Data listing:
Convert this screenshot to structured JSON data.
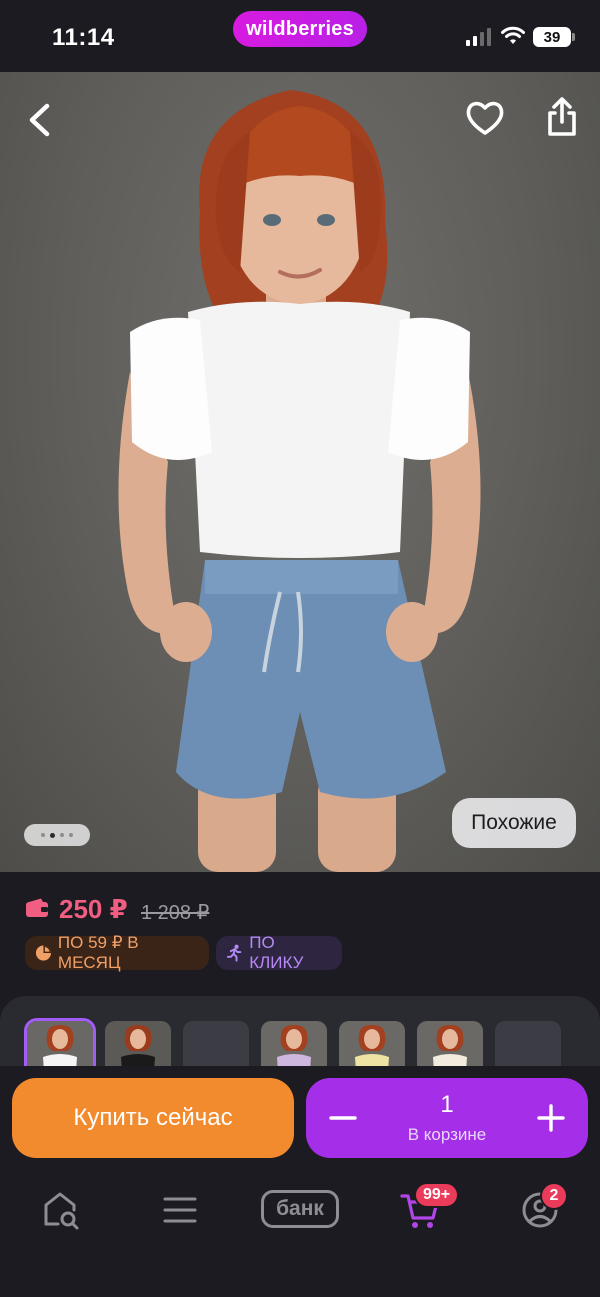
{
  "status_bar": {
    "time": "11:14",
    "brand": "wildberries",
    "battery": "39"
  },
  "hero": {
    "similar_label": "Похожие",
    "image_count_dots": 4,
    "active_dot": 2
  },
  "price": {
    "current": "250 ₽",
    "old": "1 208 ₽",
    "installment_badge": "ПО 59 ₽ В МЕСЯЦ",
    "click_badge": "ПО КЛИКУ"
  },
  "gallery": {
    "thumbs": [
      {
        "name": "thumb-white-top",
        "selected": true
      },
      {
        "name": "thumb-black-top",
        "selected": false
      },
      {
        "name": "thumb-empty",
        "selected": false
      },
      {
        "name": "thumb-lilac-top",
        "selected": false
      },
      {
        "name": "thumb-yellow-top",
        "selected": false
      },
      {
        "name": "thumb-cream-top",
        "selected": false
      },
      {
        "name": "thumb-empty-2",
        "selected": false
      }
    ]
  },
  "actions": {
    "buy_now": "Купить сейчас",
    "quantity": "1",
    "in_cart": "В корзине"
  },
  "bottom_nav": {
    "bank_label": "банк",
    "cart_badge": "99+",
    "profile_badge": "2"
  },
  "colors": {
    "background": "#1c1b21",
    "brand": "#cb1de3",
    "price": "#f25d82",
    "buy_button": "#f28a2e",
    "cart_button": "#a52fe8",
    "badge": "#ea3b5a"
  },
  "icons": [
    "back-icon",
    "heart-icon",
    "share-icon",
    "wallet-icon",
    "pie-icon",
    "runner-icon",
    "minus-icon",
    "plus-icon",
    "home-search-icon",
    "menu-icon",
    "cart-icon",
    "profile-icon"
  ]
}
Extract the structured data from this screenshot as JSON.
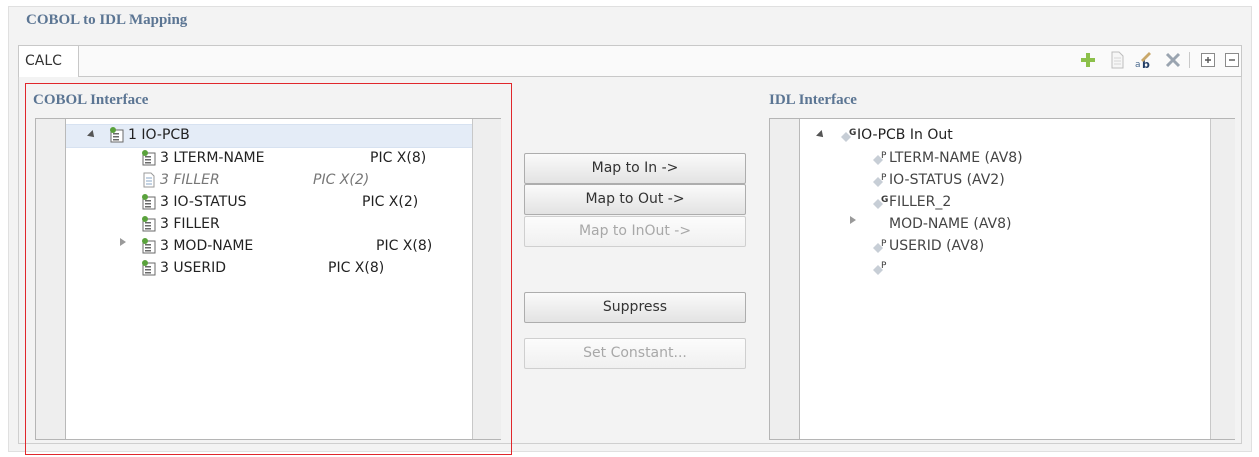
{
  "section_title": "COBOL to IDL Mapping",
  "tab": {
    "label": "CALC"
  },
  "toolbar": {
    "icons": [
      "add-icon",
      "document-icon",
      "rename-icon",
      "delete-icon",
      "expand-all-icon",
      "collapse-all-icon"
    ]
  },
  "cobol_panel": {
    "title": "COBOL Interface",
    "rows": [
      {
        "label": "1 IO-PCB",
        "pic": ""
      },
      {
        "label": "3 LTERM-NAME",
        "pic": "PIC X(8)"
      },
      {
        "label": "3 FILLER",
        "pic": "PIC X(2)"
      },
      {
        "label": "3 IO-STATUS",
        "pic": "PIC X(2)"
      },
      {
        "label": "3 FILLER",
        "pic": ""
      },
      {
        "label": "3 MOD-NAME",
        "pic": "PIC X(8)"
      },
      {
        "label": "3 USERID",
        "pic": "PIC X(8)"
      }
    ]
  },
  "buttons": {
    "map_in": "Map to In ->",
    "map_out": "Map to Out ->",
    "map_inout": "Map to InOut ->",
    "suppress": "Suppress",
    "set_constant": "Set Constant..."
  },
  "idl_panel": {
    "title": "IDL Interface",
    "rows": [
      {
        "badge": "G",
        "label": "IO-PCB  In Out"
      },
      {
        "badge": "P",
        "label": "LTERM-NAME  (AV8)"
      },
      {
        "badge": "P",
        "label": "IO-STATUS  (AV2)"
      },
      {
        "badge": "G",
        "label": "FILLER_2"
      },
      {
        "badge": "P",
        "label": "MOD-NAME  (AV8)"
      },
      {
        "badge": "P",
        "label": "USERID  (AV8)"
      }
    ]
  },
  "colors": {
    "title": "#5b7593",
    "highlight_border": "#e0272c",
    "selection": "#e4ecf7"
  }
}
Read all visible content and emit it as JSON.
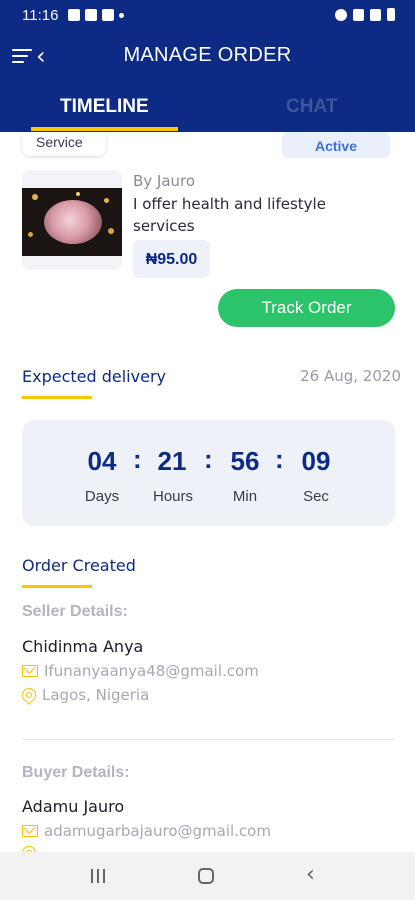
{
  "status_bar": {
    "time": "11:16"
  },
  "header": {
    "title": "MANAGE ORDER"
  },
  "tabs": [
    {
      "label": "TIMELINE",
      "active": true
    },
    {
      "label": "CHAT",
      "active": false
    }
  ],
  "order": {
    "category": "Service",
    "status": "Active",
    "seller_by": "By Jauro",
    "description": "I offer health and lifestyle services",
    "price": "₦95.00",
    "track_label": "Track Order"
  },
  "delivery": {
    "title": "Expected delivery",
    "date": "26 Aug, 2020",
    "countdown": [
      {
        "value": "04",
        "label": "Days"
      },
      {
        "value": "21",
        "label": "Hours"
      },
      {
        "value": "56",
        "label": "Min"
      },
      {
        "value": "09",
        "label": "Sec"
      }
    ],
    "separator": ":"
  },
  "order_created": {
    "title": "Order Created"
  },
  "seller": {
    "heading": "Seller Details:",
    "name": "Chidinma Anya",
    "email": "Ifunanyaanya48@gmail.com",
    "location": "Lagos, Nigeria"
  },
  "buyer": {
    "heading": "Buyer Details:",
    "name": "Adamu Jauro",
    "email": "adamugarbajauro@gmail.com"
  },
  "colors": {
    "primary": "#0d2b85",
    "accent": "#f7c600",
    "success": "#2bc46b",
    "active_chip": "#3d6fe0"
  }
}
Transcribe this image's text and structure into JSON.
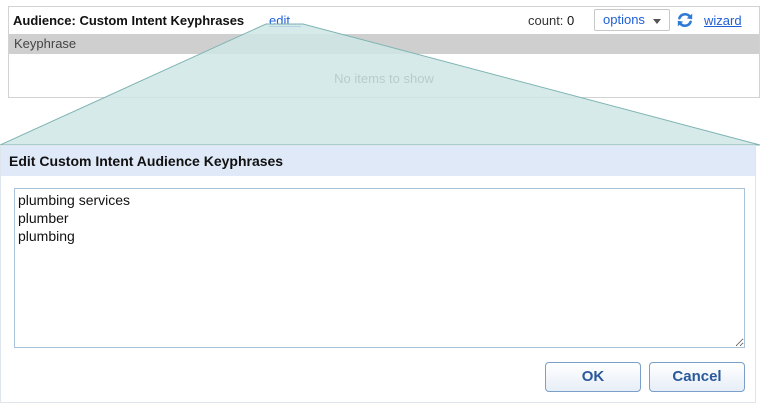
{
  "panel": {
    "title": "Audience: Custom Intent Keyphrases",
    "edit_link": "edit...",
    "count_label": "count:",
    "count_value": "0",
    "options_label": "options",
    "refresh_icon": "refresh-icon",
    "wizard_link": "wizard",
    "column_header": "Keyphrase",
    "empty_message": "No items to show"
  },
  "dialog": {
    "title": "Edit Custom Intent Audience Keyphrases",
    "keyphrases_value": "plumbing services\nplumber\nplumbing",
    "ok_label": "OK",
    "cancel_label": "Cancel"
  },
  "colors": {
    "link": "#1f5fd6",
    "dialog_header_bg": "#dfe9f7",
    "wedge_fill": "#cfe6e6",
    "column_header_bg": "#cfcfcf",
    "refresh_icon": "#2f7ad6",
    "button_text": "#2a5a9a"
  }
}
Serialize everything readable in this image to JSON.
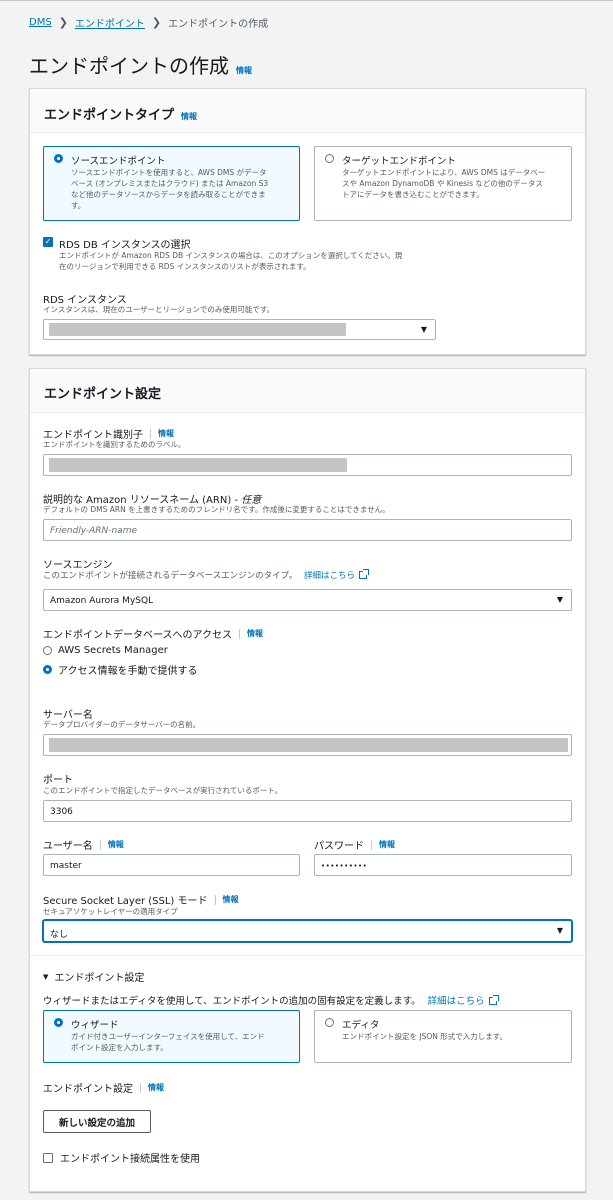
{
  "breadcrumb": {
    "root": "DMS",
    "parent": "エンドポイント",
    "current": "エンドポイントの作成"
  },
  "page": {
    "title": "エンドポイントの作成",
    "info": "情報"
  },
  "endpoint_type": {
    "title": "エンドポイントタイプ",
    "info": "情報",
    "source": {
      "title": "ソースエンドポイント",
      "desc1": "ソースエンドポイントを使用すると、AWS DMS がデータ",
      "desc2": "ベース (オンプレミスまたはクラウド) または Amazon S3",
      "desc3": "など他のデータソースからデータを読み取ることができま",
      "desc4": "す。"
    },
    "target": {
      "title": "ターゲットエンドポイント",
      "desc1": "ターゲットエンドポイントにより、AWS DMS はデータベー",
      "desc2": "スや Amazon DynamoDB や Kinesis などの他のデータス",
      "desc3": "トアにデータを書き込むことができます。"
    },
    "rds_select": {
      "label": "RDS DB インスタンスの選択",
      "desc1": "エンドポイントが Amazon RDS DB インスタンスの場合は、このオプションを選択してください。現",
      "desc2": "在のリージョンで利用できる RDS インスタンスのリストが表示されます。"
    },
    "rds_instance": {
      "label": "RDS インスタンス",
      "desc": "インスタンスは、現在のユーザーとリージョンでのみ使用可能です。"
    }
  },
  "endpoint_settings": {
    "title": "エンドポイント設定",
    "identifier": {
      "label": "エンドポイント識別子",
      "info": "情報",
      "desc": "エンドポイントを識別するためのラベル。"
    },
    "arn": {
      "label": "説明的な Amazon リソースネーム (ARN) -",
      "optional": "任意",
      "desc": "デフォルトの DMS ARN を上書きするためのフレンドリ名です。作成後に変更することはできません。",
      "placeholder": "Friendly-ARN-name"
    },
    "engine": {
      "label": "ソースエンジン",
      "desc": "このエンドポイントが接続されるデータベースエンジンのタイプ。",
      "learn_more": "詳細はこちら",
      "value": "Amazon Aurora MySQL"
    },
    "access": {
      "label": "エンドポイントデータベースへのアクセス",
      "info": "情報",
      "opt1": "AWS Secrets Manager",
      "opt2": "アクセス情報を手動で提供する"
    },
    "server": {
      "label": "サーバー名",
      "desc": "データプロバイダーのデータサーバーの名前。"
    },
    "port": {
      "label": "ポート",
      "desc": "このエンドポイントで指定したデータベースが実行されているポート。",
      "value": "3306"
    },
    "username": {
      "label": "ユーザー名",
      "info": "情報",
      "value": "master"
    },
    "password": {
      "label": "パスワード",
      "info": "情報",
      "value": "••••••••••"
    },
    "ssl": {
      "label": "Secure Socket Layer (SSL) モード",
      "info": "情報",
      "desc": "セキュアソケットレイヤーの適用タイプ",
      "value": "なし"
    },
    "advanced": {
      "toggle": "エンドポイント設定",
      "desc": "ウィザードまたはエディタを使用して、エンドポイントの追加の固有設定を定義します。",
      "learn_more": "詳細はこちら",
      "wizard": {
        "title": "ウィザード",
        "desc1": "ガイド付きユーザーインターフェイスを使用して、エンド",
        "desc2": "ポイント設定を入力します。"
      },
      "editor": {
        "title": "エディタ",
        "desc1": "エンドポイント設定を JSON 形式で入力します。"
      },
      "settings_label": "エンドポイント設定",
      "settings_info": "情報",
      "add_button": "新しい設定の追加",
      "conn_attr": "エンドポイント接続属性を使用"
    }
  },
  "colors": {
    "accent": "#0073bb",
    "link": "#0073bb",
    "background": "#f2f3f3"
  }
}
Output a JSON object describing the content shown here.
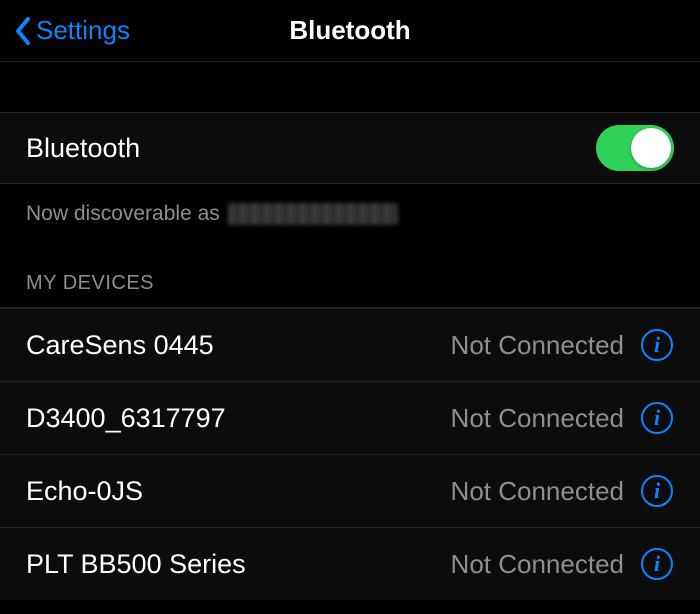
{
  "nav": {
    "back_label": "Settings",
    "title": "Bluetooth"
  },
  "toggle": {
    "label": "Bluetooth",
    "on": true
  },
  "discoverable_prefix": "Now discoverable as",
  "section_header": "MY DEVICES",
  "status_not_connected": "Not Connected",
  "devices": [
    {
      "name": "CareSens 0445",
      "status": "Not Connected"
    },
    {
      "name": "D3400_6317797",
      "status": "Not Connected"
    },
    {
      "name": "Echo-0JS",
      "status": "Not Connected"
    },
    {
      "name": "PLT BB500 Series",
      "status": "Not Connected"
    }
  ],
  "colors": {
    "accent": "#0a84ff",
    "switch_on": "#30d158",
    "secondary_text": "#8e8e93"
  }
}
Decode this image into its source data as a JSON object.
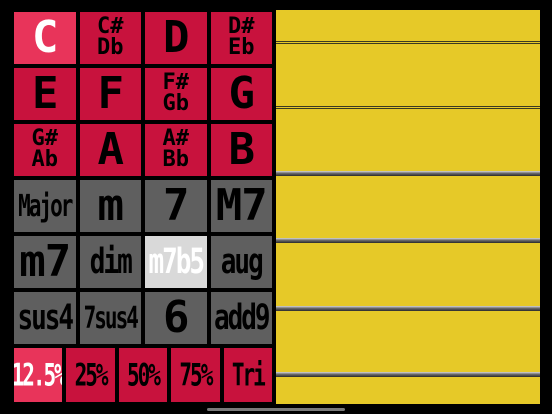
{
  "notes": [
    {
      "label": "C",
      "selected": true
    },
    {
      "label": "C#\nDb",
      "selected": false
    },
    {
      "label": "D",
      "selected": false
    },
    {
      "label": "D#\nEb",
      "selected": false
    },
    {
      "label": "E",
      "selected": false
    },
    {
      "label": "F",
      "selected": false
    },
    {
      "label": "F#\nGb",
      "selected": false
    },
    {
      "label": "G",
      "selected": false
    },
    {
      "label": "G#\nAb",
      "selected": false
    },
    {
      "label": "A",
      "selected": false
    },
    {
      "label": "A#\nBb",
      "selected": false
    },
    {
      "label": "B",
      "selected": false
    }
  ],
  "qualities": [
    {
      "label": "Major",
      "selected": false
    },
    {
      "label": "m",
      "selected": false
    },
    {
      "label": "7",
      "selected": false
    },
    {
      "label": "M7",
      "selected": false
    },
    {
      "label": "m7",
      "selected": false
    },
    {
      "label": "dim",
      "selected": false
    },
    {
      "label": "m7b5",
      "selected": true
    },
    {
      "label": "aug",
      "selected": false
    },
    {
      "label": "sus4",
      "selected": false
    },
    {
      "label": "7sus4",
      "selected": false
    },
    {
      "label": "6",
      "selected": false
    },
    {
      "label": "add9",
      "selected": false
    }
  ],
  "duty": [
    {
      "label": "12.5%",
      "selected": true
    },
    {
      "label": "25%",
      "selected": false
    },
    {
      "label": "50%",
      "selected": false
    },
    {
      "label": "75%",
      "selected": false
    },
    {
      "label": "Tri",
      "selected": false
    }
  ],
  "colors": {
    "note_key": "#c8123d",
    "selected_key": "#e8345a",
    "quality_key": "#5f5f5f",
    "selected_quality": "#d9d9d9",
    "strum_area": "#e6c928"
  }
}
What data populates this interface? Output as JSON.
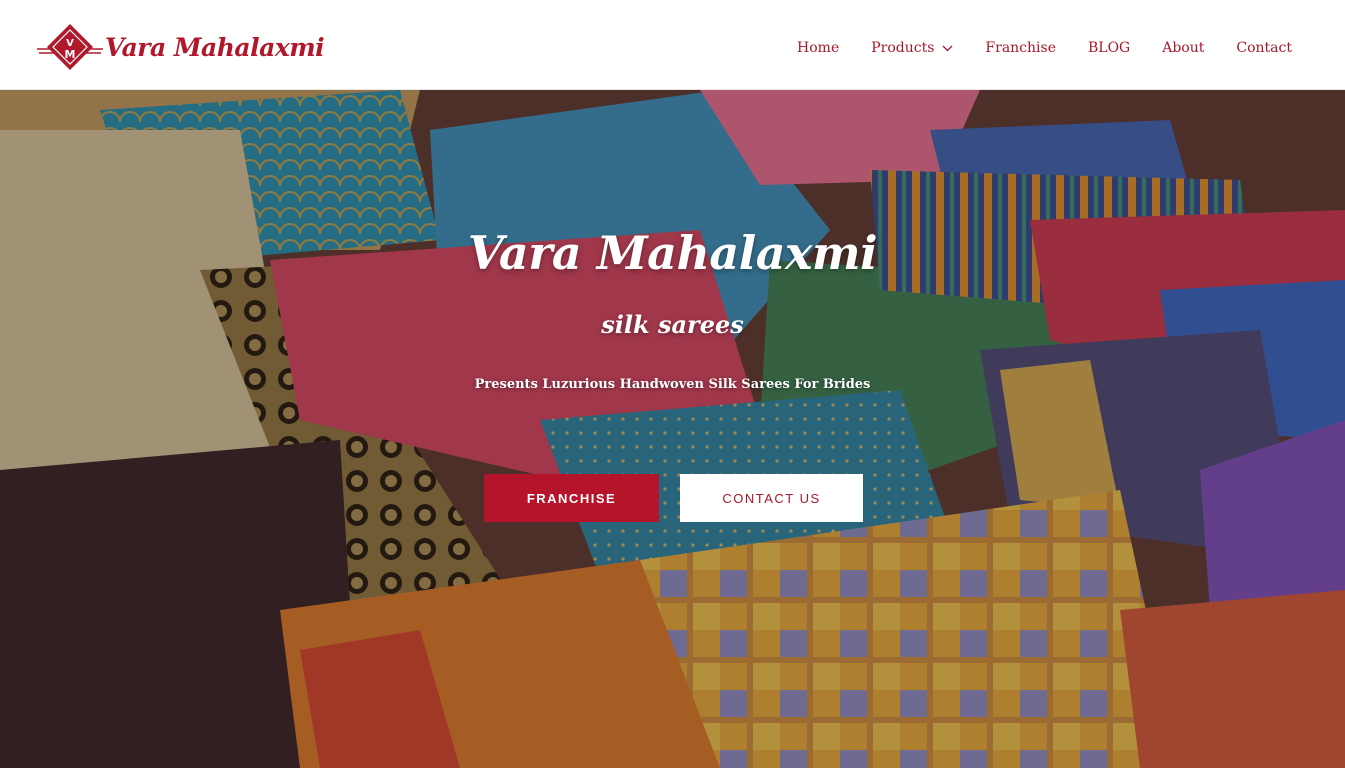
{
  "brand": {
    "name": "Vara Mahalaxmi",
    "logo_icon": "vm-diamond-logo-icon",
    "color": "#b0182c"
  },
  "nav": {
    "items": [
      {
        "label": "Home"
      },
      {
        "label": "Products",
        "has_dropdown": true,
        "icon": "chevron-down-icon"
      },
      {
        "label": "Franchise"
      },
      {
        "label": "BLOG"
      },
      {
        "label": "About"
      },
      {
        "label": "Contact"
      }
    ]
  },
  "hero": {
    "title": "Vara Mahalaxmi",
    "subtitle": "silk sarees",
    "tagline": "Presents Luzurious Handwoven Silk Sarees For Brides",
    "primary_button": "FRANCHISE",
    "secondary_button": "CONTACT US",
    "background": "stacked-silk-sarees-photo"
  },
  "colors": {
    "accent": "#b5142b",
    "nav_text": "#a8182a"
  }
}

▶ _Task details_
Only the number is wanted: how many lines in the data include the word "LTERM"?

▶ _Solution_
2